## Task prompt
Looking at the listing, state how many of its lines contain the string "zvuky". Write only the number.

## Dataset entries
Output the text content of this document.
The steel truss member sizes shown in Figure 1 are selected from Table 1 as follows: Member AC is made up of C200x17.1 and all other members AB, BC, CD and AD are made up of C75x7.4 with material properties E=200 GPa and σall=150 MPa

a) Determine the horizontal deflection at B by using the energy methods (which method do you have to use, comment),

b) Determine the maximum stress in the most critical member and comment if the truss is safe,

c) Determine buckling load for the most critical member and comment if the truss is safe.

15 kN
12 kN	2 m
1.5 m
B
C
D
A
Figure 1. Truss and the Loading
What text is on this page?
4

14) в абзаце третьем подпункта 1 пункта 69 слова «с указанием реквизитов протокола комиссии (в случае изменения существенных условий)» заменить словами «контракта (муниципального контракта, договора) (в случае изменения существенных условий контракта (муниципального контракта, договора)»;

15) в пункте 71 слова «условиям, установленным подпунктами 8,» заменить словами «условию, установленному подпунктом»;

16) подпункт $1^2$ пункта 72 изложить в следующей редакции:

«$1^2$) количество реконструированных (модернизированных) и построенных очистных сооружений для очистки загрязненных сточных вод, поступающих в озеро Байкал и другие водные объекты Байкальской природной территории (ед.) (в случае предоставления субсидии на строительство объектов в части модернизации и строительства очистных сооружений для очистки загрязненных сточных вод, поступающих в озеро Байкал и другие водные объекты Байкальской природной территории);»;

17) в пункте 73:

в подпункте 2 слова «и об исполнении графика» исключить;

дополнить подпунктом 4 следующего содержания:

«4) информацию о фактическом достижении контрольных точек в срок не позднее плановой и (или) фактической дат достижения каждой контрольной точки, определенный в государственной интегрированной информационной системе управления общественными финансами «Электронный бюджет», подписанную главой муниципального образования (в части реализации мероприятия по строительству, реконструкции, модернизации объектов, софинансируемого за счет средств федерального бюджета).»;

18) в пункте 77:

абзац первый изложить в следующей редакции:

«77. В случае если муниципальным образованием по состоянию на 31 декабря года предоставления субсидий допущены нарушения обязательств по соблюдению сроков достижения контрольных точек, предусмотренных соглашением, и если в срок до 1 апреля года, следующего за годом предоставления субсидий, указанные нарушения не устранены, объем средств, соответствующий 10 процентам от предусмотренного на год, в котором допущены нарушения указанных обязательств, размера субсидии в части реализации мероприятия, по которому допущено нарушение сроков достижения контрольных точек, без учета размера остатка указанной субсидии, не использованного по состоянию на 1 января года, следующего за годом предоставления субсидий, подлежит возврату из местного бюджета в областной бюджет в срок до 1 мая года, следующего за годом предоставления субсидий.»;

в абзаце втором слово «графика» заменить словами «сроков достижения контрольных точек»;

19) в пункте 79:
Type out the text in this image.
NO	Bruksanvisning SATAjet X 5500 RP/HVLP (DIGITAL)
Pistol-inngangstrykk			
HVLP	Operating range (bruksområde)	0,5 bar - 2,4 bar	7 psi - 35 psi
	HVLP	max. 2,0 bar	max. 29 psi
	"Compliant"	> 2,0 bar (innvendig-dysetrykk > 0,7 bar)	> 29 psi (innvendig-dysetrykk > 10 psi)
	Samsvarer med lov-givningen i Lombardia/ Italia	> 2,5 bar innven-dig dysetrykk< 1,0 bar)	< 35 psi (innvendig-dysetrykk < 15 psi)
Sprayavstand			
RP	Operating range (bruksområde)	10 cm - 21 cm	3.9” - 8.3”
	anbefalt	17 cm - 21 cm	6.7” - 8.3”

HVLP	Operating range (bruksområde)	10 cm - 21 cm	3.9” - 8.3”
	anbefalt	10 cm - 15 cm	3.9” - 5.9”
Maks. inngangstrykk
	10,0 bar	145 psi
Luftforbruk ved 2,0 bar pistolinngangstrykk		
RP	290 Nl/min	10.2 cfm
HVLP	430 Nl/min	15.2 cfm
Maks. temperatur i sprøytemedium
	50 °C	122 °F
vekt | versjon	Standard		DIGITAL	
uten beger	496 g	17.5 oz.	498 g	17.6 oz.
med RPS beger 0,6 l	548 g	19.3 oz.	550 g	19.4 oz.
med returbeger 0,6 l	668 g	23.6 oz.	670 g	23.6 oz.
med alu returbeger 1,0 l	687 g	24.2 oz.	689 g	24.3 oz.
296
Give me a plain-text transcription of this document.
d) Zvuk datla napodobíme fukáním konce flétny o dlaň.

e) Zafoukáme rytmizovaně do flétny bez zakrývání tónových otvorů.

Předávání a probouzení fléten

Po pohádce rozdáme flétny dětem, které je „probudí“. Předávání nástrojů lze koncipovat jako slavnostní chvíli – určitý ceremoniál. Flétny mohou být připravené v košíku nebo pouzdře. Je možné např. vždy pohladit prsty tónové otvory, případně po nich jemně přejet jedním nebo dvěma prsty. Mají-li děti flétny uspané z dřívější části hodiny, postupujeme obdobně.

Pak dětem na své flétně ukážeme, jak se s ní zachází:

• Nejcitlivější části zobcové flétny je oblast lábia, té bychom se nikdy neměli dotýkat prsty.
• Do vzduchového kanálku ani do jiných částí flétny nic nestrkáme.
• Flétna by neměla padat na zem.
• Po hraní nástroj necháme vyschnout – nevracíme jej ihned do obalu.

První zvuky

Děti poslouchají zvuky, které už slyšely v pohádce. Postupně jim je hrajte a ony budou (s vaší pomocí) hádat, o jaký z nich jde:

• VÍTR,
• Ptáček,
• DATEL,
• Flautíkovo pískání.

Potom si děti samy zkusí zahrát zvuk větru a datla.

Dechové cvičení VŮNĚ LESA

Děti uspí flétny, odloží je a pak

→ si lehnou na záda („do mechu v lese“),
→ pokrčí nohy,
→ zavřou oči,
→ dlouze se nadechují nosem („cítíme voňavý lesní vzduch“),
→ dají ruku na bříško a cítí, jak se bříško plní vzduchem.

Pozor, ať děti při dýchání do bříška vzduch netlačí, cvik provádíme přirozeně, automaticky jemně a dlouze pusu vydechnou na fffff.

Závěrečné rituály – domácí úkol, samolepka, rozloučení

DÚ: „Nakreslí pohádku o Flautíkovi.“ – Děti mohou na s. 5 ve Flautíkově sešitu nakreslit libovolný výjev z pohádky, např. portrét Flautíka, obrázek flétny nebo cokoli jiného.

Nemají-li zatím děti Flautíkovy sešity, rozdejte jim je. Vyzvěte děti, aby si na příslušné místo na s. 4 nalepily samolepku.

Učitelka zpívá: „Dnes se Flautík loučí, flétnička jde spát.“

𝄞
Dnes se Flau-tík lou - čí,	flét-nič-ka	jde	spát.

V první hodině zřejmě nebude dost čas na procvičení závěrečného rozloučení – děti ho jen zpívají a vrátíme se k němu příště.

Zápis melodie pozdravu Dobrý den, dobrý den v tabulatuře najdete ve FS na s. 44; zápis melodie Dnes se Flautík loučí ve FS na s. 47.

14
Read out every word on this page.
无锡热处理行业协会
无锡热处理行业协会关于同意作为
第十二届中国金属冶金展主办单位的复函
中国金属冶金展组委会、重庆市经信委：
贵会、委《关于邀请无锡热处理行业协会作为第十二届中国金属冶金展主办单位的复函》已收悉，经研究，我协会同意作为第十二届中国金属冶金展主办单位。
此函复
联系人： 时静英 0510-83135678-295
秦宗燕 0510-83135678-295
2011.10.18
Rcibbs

## Answer to this exercise
2